Looking at the data below, count the lines that contain the string "JSON". Write only the total.

= = = =

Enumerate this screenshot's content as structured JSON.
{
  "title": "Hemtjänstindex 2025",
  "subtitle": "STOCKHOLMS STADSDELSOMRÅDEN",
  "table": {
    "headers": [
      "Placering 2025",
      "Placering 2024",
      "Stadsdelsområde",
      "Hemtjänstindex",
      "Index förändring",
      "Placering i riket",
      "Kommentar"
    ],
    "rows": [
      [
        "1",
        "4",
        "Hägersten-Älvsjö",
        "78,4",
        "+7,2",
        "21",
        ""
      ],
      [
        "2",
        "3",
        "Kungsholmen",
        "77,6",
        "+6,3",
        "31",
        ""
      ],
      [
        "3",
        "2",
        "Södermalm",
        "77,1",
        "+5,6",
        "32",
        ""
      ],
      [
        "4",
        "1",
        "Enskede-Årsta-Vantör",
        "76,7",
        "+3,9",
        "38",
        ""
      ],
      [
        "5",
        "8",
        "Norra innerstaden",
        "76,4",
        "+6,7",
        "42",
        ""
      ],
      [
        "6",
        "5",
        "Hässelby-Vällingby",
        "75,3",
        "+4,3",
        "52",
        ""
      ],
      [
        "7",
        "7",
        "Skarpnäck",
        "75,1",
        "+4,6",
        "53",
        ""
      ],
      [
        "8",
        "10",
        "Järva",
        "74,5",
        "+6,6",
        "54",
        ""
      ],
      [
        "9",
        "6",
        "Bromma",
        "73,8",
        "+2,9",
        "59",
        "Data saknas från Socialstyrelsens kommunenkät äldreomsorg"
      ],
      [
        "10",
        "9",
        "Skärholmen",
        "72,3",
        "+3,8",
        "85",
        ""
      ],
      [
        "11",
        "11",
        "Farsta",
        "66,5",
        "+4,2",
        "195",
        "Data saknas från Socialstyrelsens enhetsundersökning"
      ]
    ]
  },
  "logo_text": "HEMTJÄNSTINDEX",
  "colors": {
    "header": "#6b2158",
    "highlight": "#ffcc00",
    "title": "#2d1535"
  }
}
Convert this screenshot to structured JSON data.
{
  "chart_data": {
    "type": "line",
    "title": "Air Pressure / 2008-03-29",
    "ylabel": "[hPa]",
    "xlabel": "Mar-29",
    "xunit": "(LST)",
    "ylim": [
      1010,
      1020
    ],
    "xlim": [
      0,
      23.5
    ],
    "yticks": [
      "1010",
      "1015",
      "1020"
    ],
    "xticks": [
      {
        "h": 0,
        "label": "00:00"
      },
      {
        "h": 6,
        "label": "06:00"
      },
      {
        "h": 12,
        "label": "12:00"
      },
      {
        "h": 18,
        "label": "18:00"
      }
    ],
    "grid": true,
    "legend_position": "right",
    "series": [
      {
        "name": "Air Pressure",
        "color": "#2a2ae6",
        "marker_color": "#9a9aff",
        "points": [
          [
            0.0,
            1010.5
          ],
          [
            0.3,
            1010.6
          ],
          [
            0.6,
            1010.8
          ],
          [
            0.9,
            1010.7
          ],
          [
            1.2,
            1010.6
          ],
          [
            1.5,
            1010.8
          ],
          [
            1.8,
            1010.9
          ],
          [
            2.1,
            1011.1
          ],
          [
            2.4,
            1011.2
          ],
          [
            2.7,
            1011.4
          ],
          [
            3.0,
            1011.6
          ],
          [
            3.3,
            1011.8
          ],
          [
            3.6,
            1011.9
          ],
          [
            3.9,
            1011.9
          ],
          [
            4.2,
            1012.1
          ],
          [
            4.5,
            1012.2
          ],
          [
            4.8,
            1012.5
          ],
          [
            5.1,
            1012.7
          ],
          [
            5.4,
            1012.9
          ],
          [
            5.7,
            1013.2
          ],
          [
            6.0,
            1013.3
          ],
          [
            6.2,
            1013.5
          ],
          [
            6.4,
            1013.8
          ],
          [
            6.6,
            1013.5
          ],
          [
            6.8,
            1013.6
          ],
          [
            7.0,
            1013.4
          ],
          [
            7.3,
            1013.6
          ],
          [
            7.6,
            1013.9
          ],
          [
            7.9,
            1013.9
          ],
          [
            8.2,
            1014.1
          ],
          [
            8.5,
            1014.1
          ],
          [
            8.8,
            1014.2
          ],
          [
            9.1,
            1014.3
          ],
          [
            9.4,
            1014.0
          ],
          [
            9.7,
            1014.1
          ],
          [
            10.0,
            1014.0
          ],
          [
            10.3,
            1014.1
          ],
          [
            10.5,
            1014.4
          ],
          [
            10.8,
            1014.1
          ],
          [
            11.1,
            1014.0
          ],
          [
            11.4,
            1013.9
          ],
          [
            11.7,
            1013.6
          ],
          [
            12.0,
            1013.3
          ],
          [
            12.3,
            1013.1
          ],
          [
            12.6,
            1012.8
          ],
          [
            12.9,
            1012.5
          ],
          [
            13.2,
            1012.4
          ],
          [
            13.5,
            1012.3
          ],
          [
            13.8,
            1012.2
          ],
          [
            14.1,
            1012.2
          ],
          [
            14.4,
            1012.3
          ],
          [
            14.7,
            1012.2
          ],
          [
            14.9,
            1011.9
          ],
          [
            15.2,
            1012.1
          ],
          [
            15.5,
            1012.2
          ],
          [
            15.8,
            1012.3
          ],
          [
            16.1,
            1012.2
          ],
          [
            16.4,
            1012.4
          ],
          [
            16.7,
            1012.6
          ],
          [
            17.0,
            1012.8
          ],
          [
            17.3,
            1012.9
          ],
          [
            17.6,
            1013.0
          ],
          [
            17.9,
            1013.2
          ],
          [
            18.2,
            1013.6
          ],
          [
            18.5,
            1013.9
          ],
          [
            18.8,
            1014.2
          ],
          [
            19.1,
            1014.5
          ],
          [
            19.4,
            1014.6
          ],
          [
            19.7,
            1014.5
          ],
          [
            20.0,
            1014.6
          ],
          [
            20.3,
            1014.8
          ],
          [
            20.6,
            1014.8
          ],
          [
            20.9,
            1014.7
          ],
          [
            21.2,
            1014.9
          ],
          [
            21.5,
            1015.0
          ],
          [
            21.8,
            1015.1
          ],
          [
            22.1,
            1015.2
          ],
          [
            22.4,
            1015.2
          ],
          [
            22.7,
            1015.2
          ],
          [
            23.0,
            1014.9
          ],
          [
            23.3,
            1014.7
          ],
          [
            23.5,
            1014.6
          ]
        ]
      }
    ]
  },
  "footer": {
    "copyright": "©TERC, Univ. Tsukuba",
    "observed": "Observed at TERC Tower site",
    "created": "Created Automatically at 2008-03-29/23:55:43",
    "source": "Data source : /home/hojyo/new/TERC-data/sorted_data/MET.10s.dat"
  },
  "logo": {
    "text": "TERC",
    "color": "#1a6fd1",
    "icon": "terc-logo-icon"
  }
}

= = = =

> [EXERCISE RESULT]: 2